[INPUT DATA]:
————
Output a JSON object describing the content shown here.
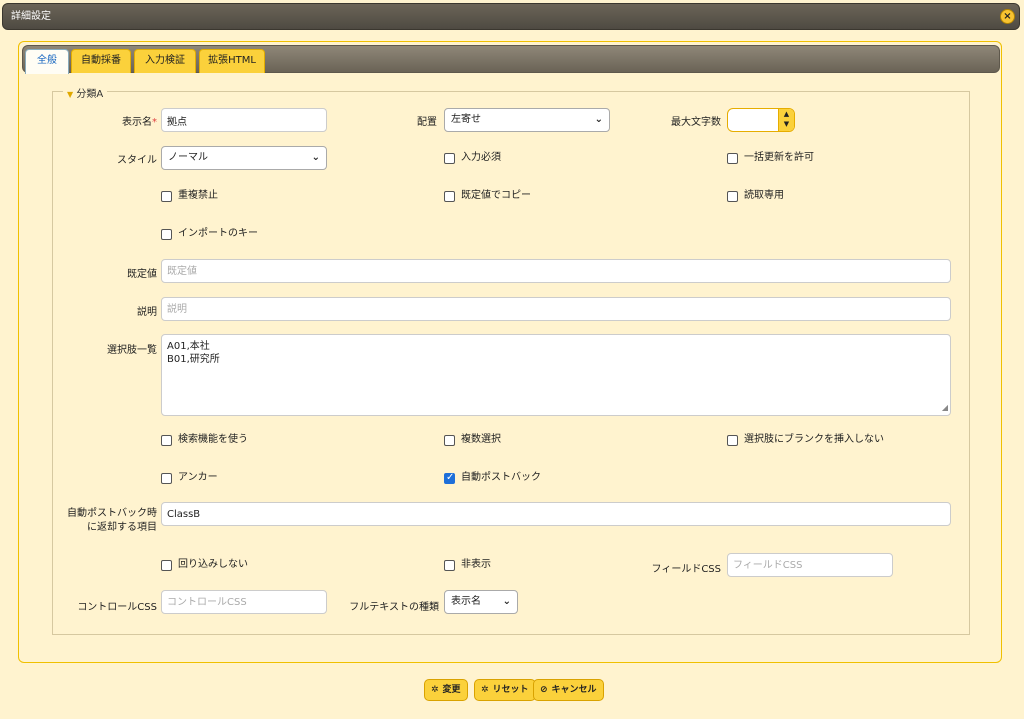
{
  "window": {
    "title": "詳細設定",
    "close_icon": "close-icon"
  },
  "tabs": [
    {
      "label": "全般",
      "active": true
    },
    {
      "label": "自動採番"
    },
    {
      "label": "入力検証"
    },
    {
      "label": "拡張HTML"
    }
  ],
  "section": {
    "legend": "分類A"
  },
  "fields": {
    "display_name": {
      "label": "表示名",
      "required_mark": "*",
      "value": "拠点"
    },
    "alignment": {
      "label": "配置",
      "value": "左寄せ"
    },
    "max_length": {
      "label": "最大文字数",
      "value": ""
    },
    "style": {
      "label": "スタイル",
      "value": "ノーマル"
    },
    "required": {
      "label": "入力必須",
      "checked": false
    },
    "bulk_update": {
      "label": "一括更新を許可",
      "checked": false
    },
    "no_duplicate": {
      "label": "重複禁止",
      "checked": false
    },
    "copy_default": {
      "label": "既定値でコピー",
      "checked": false
    },
    "read_only": {
      "label": "読取専用",
      "checked": false
    },
    "import_key": {
      "label": "インポートのキー",
      "checked": false
    },
    "default_value": {
      "label": "既定値",
      "placeholder": "既定値",
      "value": ""
    },
    "description": {
      "label": "説明",
      "placeholder": "説明",
      "value": ""
    },
    "choices": {
      "label": "選択肢一覧",
      "value": "A01,本社\nB01,研究所"
    },
    "use_search": {
      "label": "検索機能を使う",
      "checked": false
    },
    "multi_select": {
      "label": "複数選択",
      "checked": false
    },
    "no_blank": {
      "label": "選択肢にブランクを挿入しない",
      "checked": false
    },
    "anchor": {
      "label": "アンカー",
      "checked": false
    },
    "auto_postback": {
      "label": "自動ポストバック",
      "checked": true
    },
    "postback_items": {
      "label_line1": "自動ポストバック時",
      "label_line2": "に返却する項目",
      "value": "ClassB"
    },
    "no_wrap": {
      "label": "回り込みしない",
      "checked": false
    },
    "hidden": {
      "label": "非表示",
      "checked": false
    },
    "field_css": {
      "label": "フィールドCSS",
      "placeholder": "フィールドCSS",
      "value": ""
    },
    "control_css": {
      "label": "コントロールCSS",
      "placeholder": "コントロールCSS",
      "value": ""
    },
    "fulltext_type": {
      "label": "フルテキストの種類",
      "value": "表示名"
    }
  },
  "footer": {
    "change": {
      "label": "変更",
      "icon": "gear-icon"
    },
    "reset": {
      "label": "リセット",
      "icon": "gear-icon"
    },
    "cancel": {
      "label": "キャンセル",
      "icon": "cancel-icon"
    }
  }
}
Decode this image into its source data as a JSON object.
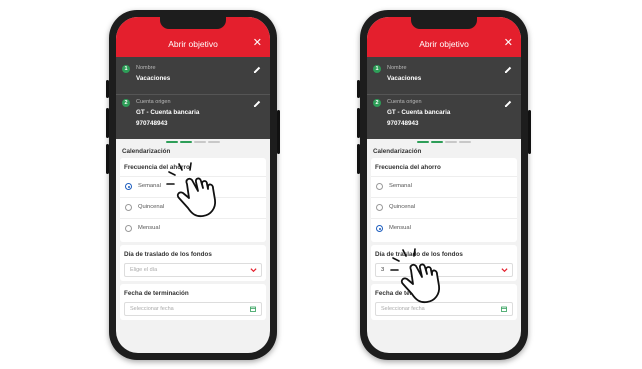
{
  "colors": {
    "header": "#e41f2d",
    "step_badge": "#2e9e58",
    "dark_panel": "#3f3f3f",
    "selected_radio": "#1f5fbf"
  },
  "phones": [
    {
      "header": {
        "title": "Abrir objetivo",
        "close": "✕"
      },
      "fields": [
        {
          "step": "1",
          "label": "Nombre",
          "value": "Vacaciones",
          "icon": "pencil-icon"
        },
        {
          "step": "2",
          "label": "Cuenta origen",
          "value_line1": "GT - Cuenta bancaria",
          "value_line2": "970748943",
          "icon": "pencil-icon"
        }
      ],
      "section_title": "Calendarización",
      "frequency": {
        "title": "Frecuencia del ahorro",
        "options": [
          "Semanal",
          "Quincenal",
          "Mensual"
        ],
        "selected": "Semanal"
      },
      "transfer_day": {
        "label": "Día de traslado de los fondos",
        "placeholder": "Elige el día",
        "value": "",
        "icon": "chevron-down-icon"
      },
      "end_date": {
        "label": "Fecha de terminación",
        "placeholder": "Seleccionar fecha",
        "icon": "calendar-icon"
      },
      "pointer": "tap-hand-icon"
    },
    {
      "header": {
        "title": "Abrir objetivo",
        "close": "✕"
      },
      "fields": [
        {
          "step": "1",
          "label": "Nombre",
          "value": "Vacaciones",
          "icon": "pencil-icon"
        },
        {
          "step": "2",
          "label": "Cuenta origen",
          "value_line1": "GT - Cuenta bancaria",
          "value_line2": "970748943",
          "icon": "pencil-icon"
        }
      ],
      "section_title": "Calendarización",
      "frequency": {
        "title": "Frecuencia del ahorro",
        "options": [
          "Semanal",
          "Quincenal",
          "Mensual"
        ],
        "selected": "Mensual"
      },
      "transfer_day": {
        "label": "Día de traslado de los fondos",
        "placeholder": "",
        "value": "3",
        "icon": "chevron-down-icon"
      },
      "end_date": {
        "label": "Fecha de term",
        "placeholder": "Seleccionar fecha",
        "icon": "calendar-icon"
      },
      "pointer": "tap-hand-icon"
    }
  ]
}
————
[WRITTEN TASK]: Images should not appear in the copy; retype the listing above exactly.

[RESULT OF THE EXERCISE]:
Output a JSON object describing the content shown here.
{
  "window": {
    "title": "詳細設定",
    "close_icon": "close-icon"
  },
  "tabs": [
    {
      "label": "全般",
      "active": true
    },
    {
      "label": "自動採番"
    },
    {
      "label": "入力検証"
    },
    {
      "label": "拡張HTML"
    }
  ],
  "section": {
    "legend": "分類A"
  },
  "fields": {
    "display_name": {
      "label": "表示名",
      "required_mark": "*",
      "value": "拠点"
    },
    "alignment": {
      "label": "配置",
      "value": "左寄せ"
    },
    "max_length": {
      "label": "最大文字数",
      "value": ""
    },
    "style": {
      "label": "スタイル",
      "value": "ノーマル"
    },
    "required": {
      "label": "入力必須",
      "checked": false
    },
    "bulk_update": {
      "label": "一括更新を許可",
      "checked": false
    },
    "no_duplicate": {
      "label": "重複禁止",
      "checked": false
    },
    "copy_default": {
      "label": "既定値でコピー",
      "checked": false
    },
    "read_only": {
      "label": "読取専用",
      "checked": false
    },
    "import_key": {
      "label": "インポートのキー",
      "checked": false
    },
    "default_value": {
      "label": "既定値",
      "placeholder": "既定値",
      "value": ""
    },
    "description": {
      "label": "説明",
      "placeholder": "説明",
      "value": ""
    },
    "choices": {
      "label": "選択肢一覧",
      "value": "A01,本社\nB01,研究所"
    },
    "use_search": {
      "label": "検索機能を使う",
      "checked": false
    },
    "multi_select": {
      "label": "複数選択",
      "checked": false
    },
    "no_blank": {
      "label": "選択肢にブランクを挿入しない",
      "checked": false
    },
    "anchor": {
      "label": "アンカー",
      "checked": false
    },
    "auto_postback": {
      "label": "自動ポストバック",
      "checked": true
    },
    "postback_items": {
      "label_line1": "自動ポストバック時",
      "label_line2": "に返却する項目",
      "value": "ClassB"
    },
    "no_wrap": {
      "label": "回り込みしない",
      "checked": false
    },
    "hidden": {
      "label": "非表示",
      "checked": false
    },
    "field_css": {
      "label": "フィールドCSS",
      "placeholder": "フィールドCSS",
      "value": ""
    },
    "control_css": {
      "label": "コントロールCSS",
      "placeholder": "コントロールCSS",
      "value": ""
    },
    "fulltext_type": {
      "label": "フルテキストの種類",
      "value": "表示名"
    }
  },
  "footer": {
    "change": {
      "label": "変更",
      "icon": "gear-icon"
    },
    "reset": {
      "label": "リセット",
      "icon": "gear-icon"
    },
    "cancel": {
      "label": "キャンセル",
      "icon": "cancel-icon"
    }
  }
}
Decode this image into its source data as a JSON object.
{
  "colors": {
    "header": "#e41f2d",
    "step_badge": "#2e9e58",
    "dark_panel": "#3f3f3f",
    "selected_radio": "#1f5fbf"
  },
  "phones": [
    {
      "header": {
        "title": "Abrir objetivo",
        "close": "✕"
      },
      "fields": [
        {
          "step": "1",
          "label": "Nombre",
          "value": "Vacaciones",
          "icon": "pencil-icon"
        },
        {
          "step": "2",
          "label": "Cuenta origen",
          "value_line1": "GT - Cuenta bancaria",
          "value_line2": "970748943",
          "icon": "pencil-icon"
        }
      ],
      "section_title": "Calendarización",
      "frequency": {
        "title": "Frecuencia del ahorro",
        "options": [
          "Semanal",
          "Quincenal",
          "Mensual"
        ],
        "selected": "Semanal"
      },
      "transfer_day": {
        "label": "Día de traslado de los fondos",
        "placeholder": "Elige el día",
        "value": "",
        "icon": "chevron-down-icon"
      },
      "end_date": {
        "label": "Fecha de terminación",
        "placeholder": "Seleccionar fecha",
        "icon": "calendar-icon"
      },
      "pointer": "tap-hand-icon"
    },
    {
      "header": {
        "title": "Abrir objetivo",
        "close": "✕"
      },
      "fields": [
        {
          "step": "1",
          "label": "Nombre",
          "value": "Vacaciones",
          "icon": "pencil-icon"
        },
        {
          "step": "2",
          "label": "Cuenta origen",
          "value_line1": "GT - Cuenta bancaria",
          "value_line2": "970748943",
          "icon": "pencil-icon"
        }
      ],
      "section_title": "Calendarización",
      "frequency": {
        "title": "Frecuencia del ahorro",
        "options": [
          "Semanal",
          "Quincenal",
          "Mensual"
        ],
        "selected": "Mensual"
      },
      "transfer_day": {
        "label": "Día de traslado de los fondos",
        "placeholder": "",
        "value": "3",
        "icon": "chevron-down-icon"
      },
      "end_date": {
        "label": "Fecha de term",
        "placeholder": "Seleccionar fecha",
        "icon": "calendar-icon"
      },
      "pointer": "tap-hand-icon"
    }
  ]
}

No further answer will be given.